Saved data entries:
* * * * * * * * *
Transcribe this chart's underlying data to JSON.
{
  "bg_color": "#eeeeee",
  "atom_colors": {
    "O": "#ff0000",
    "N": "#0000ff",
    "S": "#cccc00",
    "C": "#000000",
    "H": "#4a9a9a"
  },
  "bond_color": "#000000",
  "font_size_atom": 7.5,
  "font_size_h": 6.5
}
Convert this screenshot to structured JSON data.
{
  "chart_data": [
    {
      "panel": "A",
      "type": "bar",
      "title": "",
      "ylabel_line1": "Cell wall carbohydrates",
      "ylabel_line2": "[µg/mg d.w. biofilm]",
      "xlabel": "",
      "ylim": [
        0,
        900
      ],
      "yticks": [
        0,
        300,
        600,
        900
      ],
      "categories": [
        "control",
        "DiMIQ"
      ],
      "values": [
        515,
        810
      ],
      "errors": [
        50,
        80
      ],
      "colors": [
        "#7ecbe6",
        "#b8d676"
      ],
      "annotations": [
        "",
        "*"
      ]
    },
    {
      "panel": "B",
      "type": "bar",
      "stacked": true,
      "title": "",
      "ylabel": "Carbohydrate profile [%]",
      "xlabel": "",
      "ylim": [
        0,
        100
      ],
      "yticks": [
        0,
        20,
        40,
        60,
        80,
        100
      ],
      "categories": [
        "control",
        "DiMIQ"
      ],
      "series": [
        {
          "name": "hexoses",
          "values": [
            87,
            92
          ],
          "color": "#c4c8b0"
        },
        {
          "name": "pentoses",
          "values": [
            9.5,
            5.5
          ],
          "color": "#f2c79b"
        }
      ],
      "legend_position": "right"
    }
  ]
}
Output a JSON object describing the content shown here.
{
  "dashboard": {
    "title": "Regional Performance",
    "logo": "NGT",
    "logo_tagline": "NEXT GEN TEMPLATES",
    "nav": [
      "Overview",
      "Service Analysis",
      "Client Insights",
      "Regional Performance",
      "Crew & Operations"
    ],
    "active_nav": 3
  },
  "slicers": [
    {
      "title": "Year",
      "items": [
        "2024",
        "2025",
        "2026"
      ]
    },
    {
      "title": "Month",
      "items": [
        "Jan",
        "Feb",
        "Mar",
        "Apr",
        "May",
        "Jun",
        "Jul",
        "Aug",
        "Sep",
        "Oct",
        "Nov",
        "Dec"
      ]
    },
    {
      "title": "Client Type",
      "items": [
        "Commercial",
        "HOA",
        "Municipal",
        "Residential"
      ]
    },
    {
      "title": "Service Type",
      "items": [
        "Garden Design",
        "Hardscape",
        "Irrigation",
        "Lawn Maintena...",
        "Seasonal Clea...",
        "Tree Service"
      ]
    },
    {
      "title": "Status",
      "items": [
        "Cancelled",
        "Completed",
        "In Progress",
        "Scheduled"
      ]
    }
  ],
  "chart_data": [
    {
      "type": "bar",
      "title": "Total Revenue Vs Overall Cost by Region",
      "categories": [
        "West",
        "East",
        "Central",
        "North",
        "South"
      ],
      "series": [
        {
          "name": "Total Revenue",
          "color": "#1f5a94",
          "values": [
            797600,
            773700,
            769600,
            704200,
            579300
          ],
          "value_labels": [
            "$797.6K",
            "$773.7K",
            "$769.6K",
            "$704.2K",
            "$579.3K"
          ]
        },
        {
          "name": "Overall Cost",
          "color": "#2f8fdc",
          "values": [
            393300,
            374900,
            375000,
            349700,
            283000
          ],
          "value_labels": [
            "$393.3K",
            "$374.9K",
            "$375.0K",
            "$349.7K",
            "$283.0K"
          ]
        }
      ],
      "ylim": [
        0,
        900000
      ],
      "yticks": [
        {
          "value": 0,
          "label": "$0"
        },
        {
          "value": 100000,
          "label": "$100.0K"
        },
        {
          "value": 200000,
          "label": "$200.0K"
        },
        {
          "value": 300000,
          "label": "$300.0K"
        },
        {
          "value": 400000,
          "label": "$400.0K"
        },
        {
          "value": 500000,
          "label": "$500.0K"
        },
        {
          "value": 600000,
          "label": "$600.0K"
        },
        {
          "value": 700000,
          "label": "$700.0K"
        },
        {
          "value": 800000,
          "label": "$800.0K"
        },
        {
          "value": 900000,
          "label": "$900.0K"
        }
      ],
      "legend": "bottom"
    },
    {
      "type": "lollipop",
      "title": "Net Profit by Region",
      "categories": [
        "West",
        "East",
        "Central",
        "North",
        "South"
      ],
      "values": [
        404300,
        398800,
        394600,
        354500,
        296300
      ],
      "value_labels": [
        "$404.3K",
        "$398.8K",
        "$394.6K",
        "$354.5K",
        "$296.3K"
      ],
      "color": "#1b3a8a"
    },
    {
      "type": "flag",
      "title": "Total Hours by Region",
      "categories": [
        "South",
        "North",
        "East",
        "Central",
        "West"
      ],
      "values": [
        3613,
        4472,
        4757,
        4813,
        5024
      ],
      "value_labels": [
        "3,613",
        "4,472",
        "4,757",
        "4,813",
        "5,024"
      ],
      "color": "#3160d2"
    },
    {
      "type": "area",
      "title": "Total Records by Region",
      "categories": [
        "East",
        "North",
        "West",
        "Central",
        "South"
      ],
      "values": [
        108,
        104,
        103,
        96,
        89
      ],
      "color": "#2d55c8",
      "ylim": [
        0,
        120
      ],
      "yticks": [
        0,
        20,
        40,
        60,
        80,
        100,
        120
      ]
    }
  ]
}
* * * * * * * * *
Exercise: Select every line in the records above that contains the word "Cost".

In response:
      "title": "Total Revenue Vs Overall Cost by Region",
          "name": "Overall Cost",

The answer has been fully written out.